SHORT EXERCISE: Of the lines in the listing below, how many hold "Alerts"? Answer with the number only.
══════════
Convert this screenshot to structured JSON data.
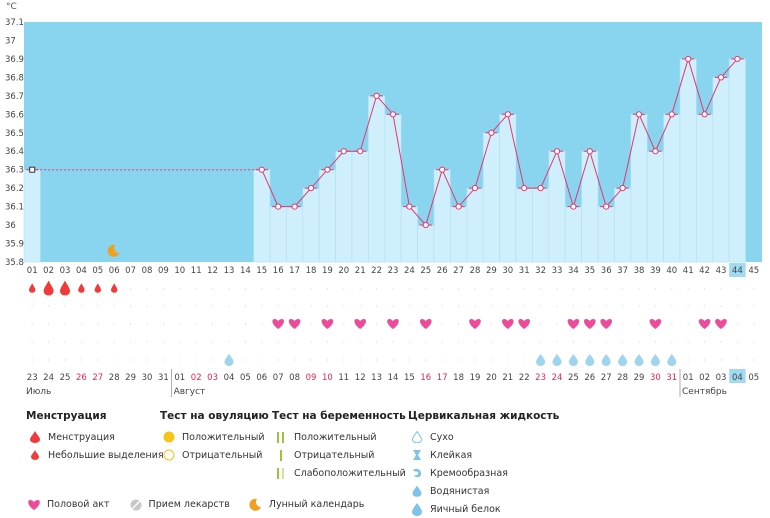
{
  "chart_data": {
    "type": "bar",
    "unit": "°C",
    "ylim": [
      35.8,
      37.1
    ],
    "y_ticks": [
      "37.1",
      "37",
      "36.9",
      "36.8",
      "36.7",
      "36.6",
      "36.5",
      "36.4",
      "36.3",
      "36.2",
      "36.1",
      "36",
      "35.9",
      "35.8"
    ],
    "cycle_days": [
      "01",
      "02",
      "03",
      "04",
      "05",
      "06",
      "07",
      "08",
      "09",
      "10",
      "11",
      "12",
      "13",
      "14",
      "15",
      "16",
      "17",
      "18",
      "19",
      "20",
      "21",
      "22",
      "23",
      "24",
      "25",
      "26",
      "27",
      "28",
      "29",
      "30",
      "31",
      "32",
      "33",
      "34",
      "35",
      "36",
      "37",
      "38",
      "39",
      "40",
      "41",
      "42",
      "43",
      "44",
      "45"
    ],
    "dates": [
      "23",
      "24",
      "25",
      "26",
      "27",
      "28",
      "29",
      "30",
      "31",
      "01",
      "02",
      "03",
      "04",
      "05",
      "06",
      "07",
      "08",
      "09",
      "10",
      "11",
      "12",
      "13",
      "14",
      "15",
      "16",
      "17",
      "18",
      "19",
      "20",
      "21",
      "22",
      "23",
      "24",
      "25",
      "26",
      "27",
      "28",
      "29",
      "30",
      "31",
      "01",
      "02",
      "03",
      "04",
      "05"
    ],
    "red_dates_idx": [
      3,
      4,
      10,
      11,
      17,
      18,
      24,
      25,
      31,
      32,
      38,
      39
    ],
    "months": [
      {
        "label": "Июль",
        "start": 0
      },
      {
        "label": "Август",
        "start": 9
      },
      {
        "label": "Сентябрь",
        "start": 40
      }
    ],
    "current_day_idx": 43,
    "temperatures": [
      36.3,
      null,
      null,
      null,
      null,
      null,
      null,
      null,
      null,
      null,
      null,
      null,
      null,
      null,
      36.3,
      36.1,
      36.1,
      36.2,
      36.3,
      36.4,
      36.4,
      36.7,
      36.6,
      36.1,
      36.0,
      36.3,
      36.1,
      36.2,
      36.5,
      36.6,
      36.2,
      36.2,
      36.4,
      36.1,
      36.4,
      36.1,
      36.2,
      36.6,
      36.4,
      36.6,
      36.9,
      36.6,
      36.8,
      36.9,
      null
    ],
    "menstruation_heavy": [
      1,
      2
    ],
    "menstruation_light": [
      0,
      3,
      4,
      5
    ],
    "moon_day_idx": 5,
    "intercourse_days": [
      15,
      16,
      18,
      20,
      22,
      24,
      27,
      29,
      30,
      33,
      34,
      35,
      38,
      41,
      42
    ],
    "cervical_eggwhite": [
      12,
      31,
      32,
      33,
      34,
      35,
      36,
      37,
      38,
      39
    ]
  },
  "legend": {
    "menstruation": {
      "title": "Менструация",
      "items": [
        "Менструация",
        "Небольшие выделения"
      ]
    },
    "ovulation_test": {
      "title": "Тест на овуляцию",
      "items": [
        "Положительный",
        "Отрицательный"
      ]
    },
    "pregnancy_test": {
      "title": "Тест на беременность",
      "items": [
        "Положительный",
        "Отрицательный",
        "Слабоположительный"
      ]
    },
    "cervical_fluid": {
      "title": "Цервикальная жидкость",
      "items": [
        "Сухо",
        "Клейкая",
        "Кремообразная",
        "Водянистая",
        "Яичный белок"
      ]
    },
    "bottom": [
      "Половой акт",
      "Прием лекарств",
      "Лунный календарь"
    ]
  },
  "colors": {
    "sky": "#89d5ef",
    "bar": "#cfeffc",
    "line": "#e2386e",
    "heart": "#ee4a9a",
    "drop": "#ef3b3b",
    "fluid": "#9fd4ef",
    "highlight": "#9fd9f2",
    "red_text": "#e2255a",
    "test_green": "#9ac43a"
  }
}
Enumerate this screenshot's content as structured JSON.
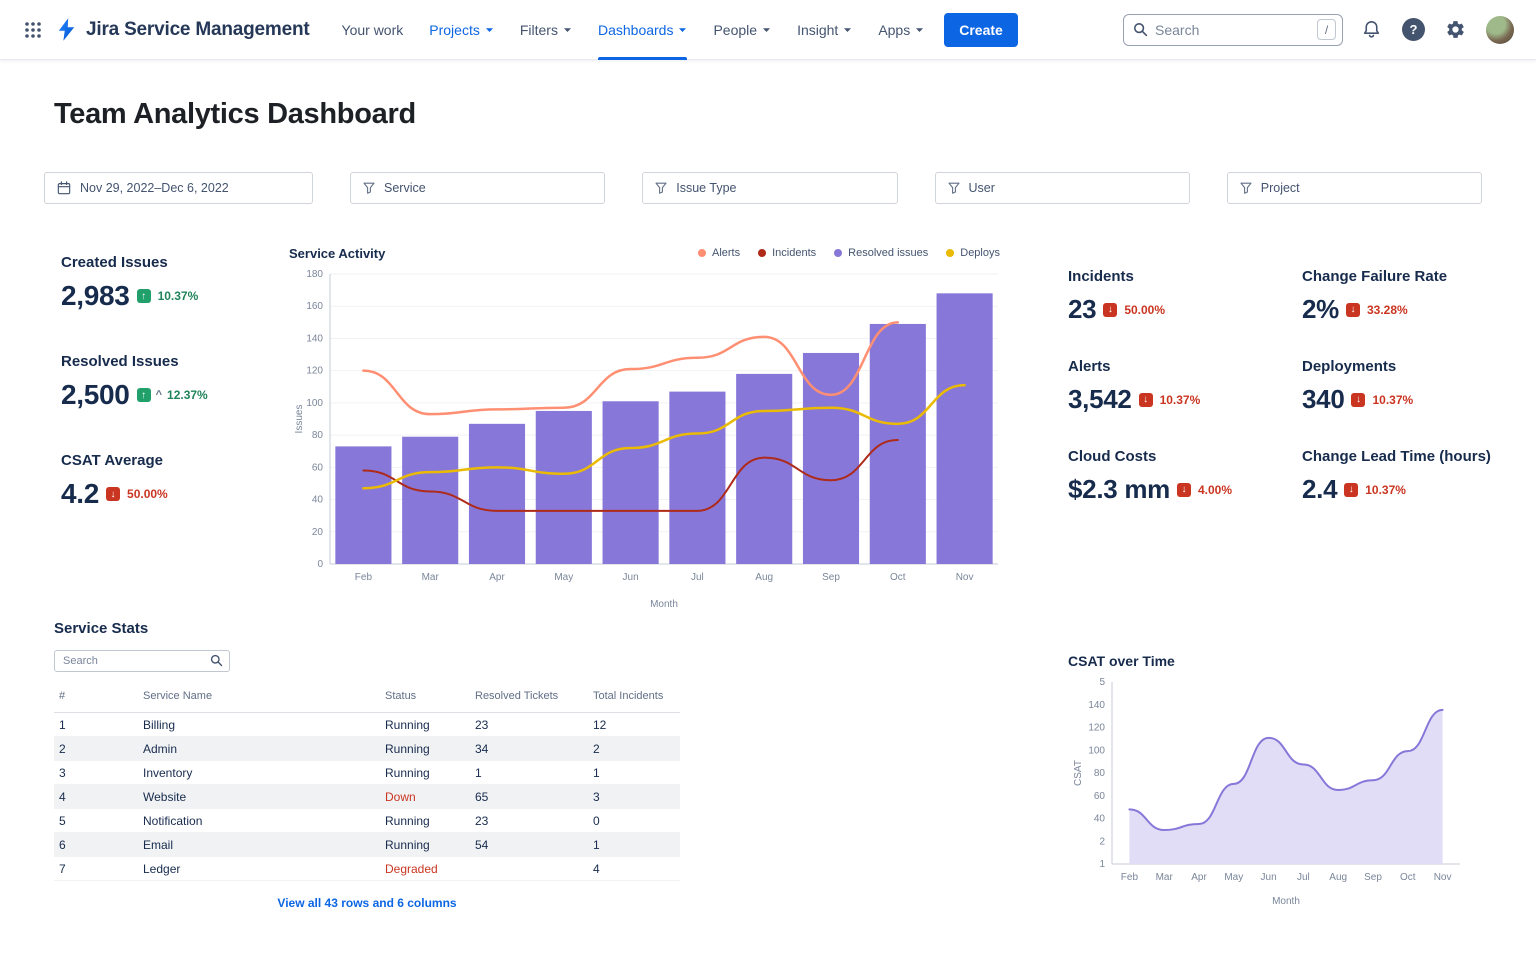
{
  "nav": {
    "app_name": "Jira Service Management",
    "items": [
      {
        "label": "Your work"
      },
      {
        "label": "Projects"
      },
      {
        "label": "Filters"
      },
      {
        "label": "Dashboards"
      },
      {
        "label": "People"
      },
      {
        "label": "Insight"
      },
      {
        "label": "Apps"
      }
    ],
    "create_label": "Create",
    "search_placeholder": "Search",
    "search_shortcut": "/",
    "help_glyph": "?"
  },
  "page": {
    "title": "Team Analytics Dashboard"
  },
  "filters": {
    "date_range": "Nov 29, 2022–Dec 6, 2022",
    "items": [
      "Service",
      "Issue Type",
      "User",
      "Project"
    ]
  },
  "kpis_left": [
    {
      "label": "Created Issues",
      "value": "2,983",
      "delta": "10.37%",
      "direction": "up"
    },
    {
      "label": "Resolved Issues",
      "value": "2,500",
      "caret": "^",
      "delta": "12.37%",
      "direction": "up"
    },
    {
      "label": "CSAT Average",
      "value": "4.2",
      "delta": "50.00%",
      "direction": "down"
    }
  ],
  "kpis_right": [
    {
      "label": "Incidents",
      "value": "23",
      "delta": "50.00%",
      "direction": "down"
    },
    {
      "label": "Change Failure Rate",
      "value": "2%",
      "delta": "33.28%",
      "direction": "down"
    },
    {
      "label": "Alerts",
      "value": "3,542",
      "delta": "10.37%",
      "direction": "down"
    },
    {
      "label": "Deployments",
      "value": "340",
      "delta": "10.37%",
      "direction": "down"
    },
    {
      "label": "Cloud Costs",
      "value": "$2.3 mm",
      "delta": "4.00%",
      "direction": "down"
    },
    {
      "label": "Change Lead Time (hours)",
      "value": "2.4",
      "delta": "10.37%",
      "direction": "down"
    }
  ],
  "service_stats": {
    "title": "Service Stats",
    "search_placeholder": "Search",
    "columns": [
      "#",
      "Service Name",
      "Status",
      "Resolved Tickets",
      "Total Incidents"
    ],
    "rows": [
      [
        "1",
        "Billing",
        "Running",
        "23",
        "12"
      ],
      [
        "2",
        "Admin",
        "Running",
        "34",
        "2"
      ],
      [
        "3",
        "Inventory",
        "Running",
        "1",
        "1"
      ],
      [
        "4",
        "Website",
        "Down",
        "65",
        "3"
      ],
      [
        "5",
        "Notification",
        "Running",
        "23",
        "0"
      ],
      [
        "6",
        "Email",
        "Running",
        "54",
        "1"
      ],
      [
        "7",
        "Ledger",
        "Degraded",
        "",
        "4"
      ]
    ],
    "footer_link": "View all 43 rows and 6 columns",
    "status_ok_value": "Running"
  },
  "chart_data": [
    {
      "type": "bar+line",
      "title": "Service Activity",
      "xlabel": "Month",
      "ylabel": "Issues",
      "ylim": [
        0,
        180
      ],
      "yticks": [
        0,
        20,
        40,
        60,
        80,
        100,
        120,
        140,
        160,
        180
      ],
      "categories": [
        "Feb",
        "Mar",
        "Apr",
        "May",
        "Jun",
        "Jul",
        "Aug",
        "Sep",
        "Oct",
        "Nov"
      ],
      "legend": [
        {
          "label": "Alerts",
          "color": "#FF8F73"
        },
        {
          "label": "Incidents",
          "color": "#AE2A19"
        },
        {
          "label": "Resolved issues",
          "color": "#8777D9"
        },
        {
          "label": "Deploys",
          "color": "#EABA05"
        }
      ],
      "series": [
        {
          "name": "Resolved issues",
          "type": "bar",
          "color": "#8777D9",
          "values": [
            73,
            79,
            87,
            95,
            101,
            107,
            118,
            131,
            149,
            168
          ]
        },
        {
          "name": "Alerts",
          "type": "line",
          "color": "#FF8F73",
          "width": 2.5,
          "values": [
            120,
            93,
            96,
            97,
            121,
            128,
            141,
            105,
            150,
            null
          ]
        },
        {
          "name": "Incidents",
          "type": "line",
          "color": "#AE2A19",
          "width": 2,
          "values": [
            58,
            45,
            33,
            33,
            33,
            33,
            66,
            52,
            77,
            null
          ]
        },
        {
          "name": "Deploys",
          "type": "line",
          "color": "#EABA05",
          "width": 2.5,
          "values": [
            47,
            57,
            60,
            56,
            72,
            81,
            95,
            97,
            87,
            111
          ]
        }
      ],
      "grid": true,
      "legend_position": "top-right"
    },
    {
      "type": "area",
      "title": "CSAT over Time",
      "xlabel": "Month",
      "ylabel": "CSAT",
      "ylim": [
        0,
        150
      ],
      "ytick_labels": [
        "5",
        "140",
        "120",
        "100",
        "80",
        "60",
        "40",
        "2",
        "1"
      ],
      "categories": [
        "Feb",
        "Mar",
        "Apr",
        "May",
        "Jun",
        "Jul",
        "Aug",
        "Sep",
        "Oct",
        "Nov"
      ],
      "series": [
        {
          "name": "CSAT",
          "type": "area",
          "color": "#8777D9",
          "fill": "#E2DDF6",
          "width": 2,
          "values": [
            45,
            28,
            33,
            66,
            104,
            82,
            61,
            69,
            93,
            127
          ]
        }
      ],
      "grid": false,
      "legend_position": "none"
    }
  ]
}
══════════
FULL RESPONSE: 3